(EXERCISE INPUT):
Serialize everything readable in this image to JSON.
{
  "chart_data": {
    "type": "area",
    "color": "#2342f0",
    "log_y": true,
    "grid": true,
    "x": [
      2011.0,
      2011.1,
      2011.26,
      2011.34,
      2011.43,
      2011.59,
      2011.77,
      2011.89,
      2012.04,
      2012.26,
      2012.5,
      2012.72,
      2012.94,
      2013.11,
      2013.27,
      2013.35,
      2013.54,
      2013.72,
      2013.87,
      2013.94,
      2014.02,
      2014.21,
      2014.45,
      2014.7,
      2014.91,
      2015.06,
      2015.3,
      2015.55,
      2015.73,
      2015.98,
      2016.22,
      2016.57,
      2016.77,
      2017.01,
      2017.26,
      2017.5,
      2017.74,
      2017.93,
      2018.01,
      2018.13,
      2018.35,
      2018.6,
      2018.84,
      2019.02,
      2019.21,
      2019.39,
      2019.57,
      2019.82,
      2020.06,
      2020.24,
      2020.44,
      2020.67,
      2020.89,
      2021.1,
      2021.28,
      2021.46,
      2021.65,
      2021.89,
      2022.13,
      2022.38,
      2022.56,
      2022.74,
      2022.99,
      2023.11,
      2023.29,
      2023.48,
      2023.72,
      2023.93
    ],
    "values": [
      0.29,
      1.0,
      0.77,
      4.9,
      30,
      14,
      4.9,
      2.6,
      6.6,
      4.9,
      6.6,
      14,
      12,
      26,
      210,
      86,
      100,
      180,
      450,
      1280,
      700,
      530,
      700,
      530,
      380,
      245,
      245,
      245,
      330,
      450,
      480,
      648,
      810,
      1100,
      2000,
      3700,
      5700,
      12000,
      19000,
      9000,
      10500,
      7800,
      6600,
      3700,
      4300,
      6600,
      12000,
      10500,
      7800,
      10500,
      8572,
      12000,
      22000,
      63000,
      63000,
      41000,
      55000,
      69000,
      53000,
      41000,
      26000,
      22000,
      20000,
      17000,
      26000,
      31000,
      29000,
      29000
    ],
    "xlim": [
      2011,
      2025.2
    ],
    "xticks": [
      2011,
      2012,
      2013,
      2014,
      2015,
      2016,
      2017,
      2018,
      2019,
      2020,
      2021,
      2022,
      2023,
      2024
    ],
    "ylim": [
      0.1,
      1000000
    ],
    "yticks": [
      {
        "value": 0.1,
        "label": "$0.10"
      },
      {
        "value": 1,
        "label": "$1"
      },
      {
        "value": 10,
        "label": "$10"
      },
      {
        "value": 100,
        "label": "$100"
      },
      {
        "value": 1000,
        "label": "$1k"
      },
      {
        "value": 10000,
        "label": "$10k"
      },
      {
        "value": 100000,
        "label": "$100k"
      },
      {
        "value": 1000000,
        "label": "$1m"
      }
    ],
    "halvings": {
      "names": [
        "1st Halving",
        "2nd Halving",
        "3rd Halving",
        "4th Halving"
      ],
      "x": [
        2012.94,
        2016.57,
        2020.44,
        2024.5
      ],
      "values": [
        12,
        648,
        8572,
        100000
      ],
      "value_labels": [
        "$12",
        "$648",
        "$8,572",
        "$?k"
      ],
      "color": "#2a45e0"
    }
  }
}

(DO THIS): Please set down each line of the records exactly as given.

(FINAL RESULT):
Serialize everything readable in this image to JSON.
{
  "chart_data": {
    "type": "area",
    "color": "#2342f0",
    "log_y": true,
    "grid": true,
    "x": [
      2011.0,
      2011.1,
      2011.26,
      2011.34,
      2011.43,
      2011.59,
      2011.77,
      2011.89,
      2012.04,
      2012.26,
      2012.5,
      2012.72,
      2012.94,
      2013.11,
      2013.27,
      2013.35,
      2013.54,
      2013.72,
      2013.87,
      2013.94,
      2014.02,
      2014.21,
      2014.45,
      2014.7,
      2014.91,
      2015.06,
      2015.3,
      2015.55,
      2015.73,
      2015.98,
      2016.22,
      2016.57,
      2016.77,
      2017.01,
      2017.26,
      2017.5,
      2017.74,
      2017.93,
      2018.01,
      2018.13,
      2018.35,
      2018.6,
      2018.84,
      2019.02,
      2019.21,
      2019.39,
      2019.57,
      2019.82,
      2020.06,
      2020.24,
      2020.44,
      2020.67,
      2020.89,
      2021.1,
      2021.28,
      2021.46,
      2021.65,
      2021.89,
      2022.13,
      2022.38,
      2022.56,
      2022.74,
      2022.99,
      2023.11,
      2023.29,
      2023.48,
      2023.72,
      2023.93
    ],
    "values": [
      0.29,
      1.0,
      0.77,
      4.9,
      30,
      14,
      4.9,
      2.6,
      6.6,
      4.9,
      6.6,
      14,
      12,
      26,
      210,
      86,
      100,
      180,
      450,
      1280,
      700,
      530,
      700,
      530,
      380,
      245,
      245,
      245,
      330,
      450,
      480,
      648,
      810,
      1100,
      2000,
      3700,
      5700,
      12000,
      19000,
      9000,
      10500,
      7800,
      6600,
      3700,
      4300,
      6600,
      12000,
      10500,
      7800,
      10500,
      8572,
      12000,
      22000,
      63000,
      63000,
      41000,
      55000,
      69000,
      53000,
      41000,
      26000,
      22000,
      20000,
      17000,
      26000,
      31000,
      29000,
      29000
    ],
    "xlim": [
      2011,
      2025.2
    ],
    "xticks": [
      2011,
      2012,
      2013,
      2014,
      2015,
      2016,
      2017,
      2018,
      2019,
      2020,
      2021,
      2022,
      2023,
      2024
    ],
    "ylim": [
      0.1,
      1000000
    ],
    "yticks": [
      {
        "value": 0.1,
        "label": "$0.10"
      },
      {
        "value": 1,
        "label": "$1"
      },
      {
        "value": 10,
        "label": "$10"
      },
      {
        "value": 100,
        "label": "$100"
      },
      {
        "value": 1000,
        "label": "$1k"
      },
      {
        "value": 10000,
        "label": "$10k"
      },
      {
        "value": 100000,
        "label": "$100k"
      },
      {
        "value": 1000000,
        "label": "$1m"
      }
    ],
    "halvings": {
      "names": [
        "1st Halving",
        "2nd Halving",
        "3rd Halving",
        "4th Halving"
      ],
      "x": [
        2012.94,
        2016.57,
        2020.44,
        2024.5
      ],
      "values": [
        12,
        648,
        8572,
        100000
      ],
      "value_labels": [
        "$12",
        "$648",
        "$8,572",
        "$?k"
      ],
      "color": "#2a45e0"
    }
  }
}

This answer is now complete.